INPUT FOR THIS TASK START

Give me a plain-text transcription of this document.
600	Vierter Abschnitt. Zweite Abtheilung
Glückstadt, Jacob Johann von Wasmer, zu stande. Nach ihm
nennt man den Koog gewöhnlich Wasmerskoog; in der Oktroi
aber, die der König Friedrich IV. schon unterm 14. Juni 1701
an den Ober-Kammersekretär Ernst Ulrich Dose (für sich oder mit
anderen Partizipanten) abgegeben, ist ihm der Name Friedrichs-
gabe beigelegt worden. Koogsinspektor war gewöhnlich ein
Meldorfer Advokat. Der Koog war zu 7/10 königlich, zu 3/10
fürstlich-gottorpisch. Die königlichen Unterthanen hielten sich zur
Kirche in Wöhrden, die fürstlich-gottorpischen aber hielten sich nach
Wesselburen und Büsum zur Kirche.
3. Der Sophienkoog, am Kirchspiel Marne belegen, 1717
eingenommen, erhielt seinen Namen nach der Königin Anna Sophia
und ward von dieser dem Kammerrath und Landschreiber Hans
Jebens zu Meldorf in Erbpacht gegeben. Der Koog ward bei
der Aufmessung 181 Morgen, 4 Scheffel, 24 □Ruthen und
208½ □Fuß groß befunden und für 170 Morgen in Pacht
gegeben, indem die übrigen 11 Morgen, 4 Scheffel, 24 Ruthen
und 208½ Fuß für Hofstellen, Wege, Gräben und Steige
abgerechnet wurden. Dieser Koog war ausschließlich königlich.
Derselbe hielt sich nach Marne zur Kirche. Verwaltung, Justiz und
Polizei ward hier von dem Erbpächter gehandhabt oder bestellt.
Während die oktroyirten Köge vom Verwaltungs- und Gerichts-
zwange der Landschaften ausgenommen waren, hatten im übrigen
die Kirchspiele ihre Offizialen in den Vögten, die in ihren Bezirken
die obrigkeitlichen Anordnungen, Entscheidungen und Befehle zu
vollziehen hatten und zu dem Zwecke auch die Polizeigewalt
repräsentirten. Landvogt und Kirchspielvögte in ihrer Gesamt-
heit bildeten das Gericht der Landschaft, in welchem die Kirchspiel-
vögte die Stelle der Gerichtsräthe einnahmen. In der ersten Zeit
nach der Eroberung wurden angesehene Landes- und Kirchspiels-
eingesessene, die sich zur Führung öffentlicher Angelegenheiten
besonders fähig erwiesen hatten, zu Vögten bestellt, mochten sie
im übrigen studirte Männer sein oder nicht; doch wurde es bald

INPUT FOR THIS TASK END

*TO DO*:
Look through the entries above, find each line containing "aber", and copy it.

*SOLUTION TO THIS PROBLEM*:
aber, die der König Friedrich IV. schon unterm 14. Juni 1701
Kirche in Wöhrden, die fürstlich-gottorpischen aber hielten sich nach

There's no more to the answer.